Extract each line of the data and write it out again exactly.

——————————

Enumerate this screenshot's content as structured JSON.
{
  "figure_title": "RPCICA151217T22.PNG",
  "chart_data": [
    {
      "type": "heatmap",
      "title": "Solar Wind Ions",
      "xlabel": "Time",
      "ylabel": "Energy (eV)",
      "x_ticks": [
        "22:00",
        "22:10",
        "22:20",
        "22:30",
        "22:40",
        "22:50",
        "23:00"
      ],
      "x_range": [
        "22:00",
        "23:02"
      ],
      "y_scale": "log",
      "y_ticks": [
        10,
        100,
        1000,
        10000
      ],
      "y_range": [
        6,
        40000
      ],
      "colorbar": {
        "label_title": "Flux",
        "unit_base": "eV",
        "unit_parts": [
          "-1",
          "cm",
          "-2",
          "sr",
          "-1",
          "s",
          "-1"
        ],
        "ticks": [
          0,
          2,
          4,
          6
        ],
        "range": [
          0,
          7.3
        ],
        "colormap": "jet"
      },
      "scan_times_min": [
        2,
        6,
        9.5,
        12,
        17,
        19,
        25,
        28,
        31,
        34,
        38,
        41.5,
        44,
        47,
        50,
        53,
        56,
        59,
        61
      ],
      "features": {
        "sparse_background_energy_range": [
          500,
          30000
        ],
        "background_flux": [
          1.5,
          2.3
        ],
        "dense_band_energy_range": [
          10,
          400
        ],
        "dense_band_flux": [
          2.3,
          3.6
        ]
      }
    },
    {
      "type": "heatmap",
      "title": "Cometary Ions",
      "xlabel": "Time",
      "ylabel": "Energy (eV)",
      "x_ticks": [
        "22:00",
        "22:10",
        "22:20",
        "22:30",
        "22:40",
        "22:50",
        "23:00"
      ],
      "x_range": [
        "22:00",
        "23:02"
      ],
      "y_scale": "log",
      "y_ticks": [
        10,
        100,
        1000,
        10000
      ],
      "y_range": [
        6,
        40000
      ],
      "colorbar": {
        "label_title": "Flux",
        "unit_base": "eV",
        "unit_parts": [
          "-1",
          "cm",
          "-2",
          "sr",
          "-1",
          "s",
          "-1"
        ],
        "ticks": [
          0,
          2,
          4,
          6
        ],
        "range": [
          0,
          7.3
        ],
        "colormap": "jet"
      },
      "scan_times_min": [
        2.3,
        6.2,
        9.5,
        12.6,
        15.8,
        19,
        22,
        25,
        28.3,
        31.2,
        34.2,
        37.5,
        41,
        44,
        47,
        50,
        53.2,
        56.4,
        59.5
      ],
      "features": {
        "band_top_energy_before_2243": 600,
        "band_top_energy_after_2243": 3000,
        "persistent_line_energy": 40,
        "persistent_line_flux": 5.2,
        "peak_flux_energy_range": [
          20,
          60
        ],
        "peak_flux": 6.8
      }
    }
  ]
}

——————————

The completed task:
Enumerate this screenshot's content as structured JSON.
{
  "figure_title": "RPCICA151217T22.PNG",
  "chart_data": [
    {
      "type": "heatmap",
      "title": "Solar Wind Ions",
      "xlabel": "Time",
      "ylabel": "Energy (eV)",
      "x_ticks": [
        "22:00",
        "22:10",
        "22:20",
        "22:30",
        "22:40",
        "22:50",
        "23:00"
      ],
      "x_range": [
        "22:00",
        "23:02"
      ],
      "y_scale": "log",
      "y_ticks": [
        10,
        100,
        1000,
        10000
      ],
      "y_range": [
        6,
        40000
      ],
      "colorbar": {
        "label_title": "Flux",
        "unit_base": "eV",
        "unit_parts": [
          "-1",
          "cm",
          "-2",
          "sr",
          "-1",
          "s",
          "-1"
        ],
        "ticks": [
          0,
          2,
          4,
          6
        ],
        "range": [
          0,
          7.3
        ],
        "colormap": "jet"
      },
      "scan_times_min": [
        2,
        6,
        9.5,
        12,
        17,
        19,
        25,
        28,
        31,
        34,
        38,
        41.5,
        44,
        47,
        50,
        53,
        56,
        59,
        61
      ],
      "features": {
        "sparse_background_energy_range": [
          500,
          30000
        ],
        "background_flux": [
          1.5,
          2.3
        ],
        "dense_band_energy_range": [
          10,
          400
        ],
        "dense_band_flux": [
          2.3,
          3.6
        ]
      }
    },
    {
      "type": "heatmap",
      "title": "Cometary Ions",
      "xlabel": "Time",
      "ylabel": "Energy (eV)",
      "x_ticks": [
        "22:00",
        "22:10",
        "22:20",
        "22:30",
        "22:40",
        "22:50",
        "23:00"
      ],
      "x_range": [
        "22:00",
        "23:02"
      ],
      "y_scale": "log",
      "y_ticks": [
        10,
        100,
        1000,
        10000
      ],
      "y_range": [
        6,
        40000
      ],
      "colorbar": {
        "label_title": "Flux",
        "unit_base": "eV",
        "unit_parts": [
          "-1",
          "cm",
          "-2",
          "sr",
          "-1",
          "s",
          "-1"
        ],
        "ticks": [
          0,
          2,
          4,
          6
        ],
        "range": [
          0,
          7.3
        ],
        "colormap": "jet"
      },
      "scan_times_min": [
        2.3,
        6.2,
        9.5,
        12.6,
        15.8,
        19,
        22,
        25,
        28.3,
        31.2,
        34.2,
        37.5,
        41,
        44,
        47,
        50,
        53.2,
        56.4,
        59.5
      ],
      "features": {
        "band_top_energy_before_2243": 600,
        "band_top_energy_after_2243": 3000,
        "persistent_line_energy": 40,
        "persistent_line_flux": 5.2,
        "peak_flux_energy_range": [
          20,
          60
        ],
        "peak_flux": 6.8
      }
    }
  ]
}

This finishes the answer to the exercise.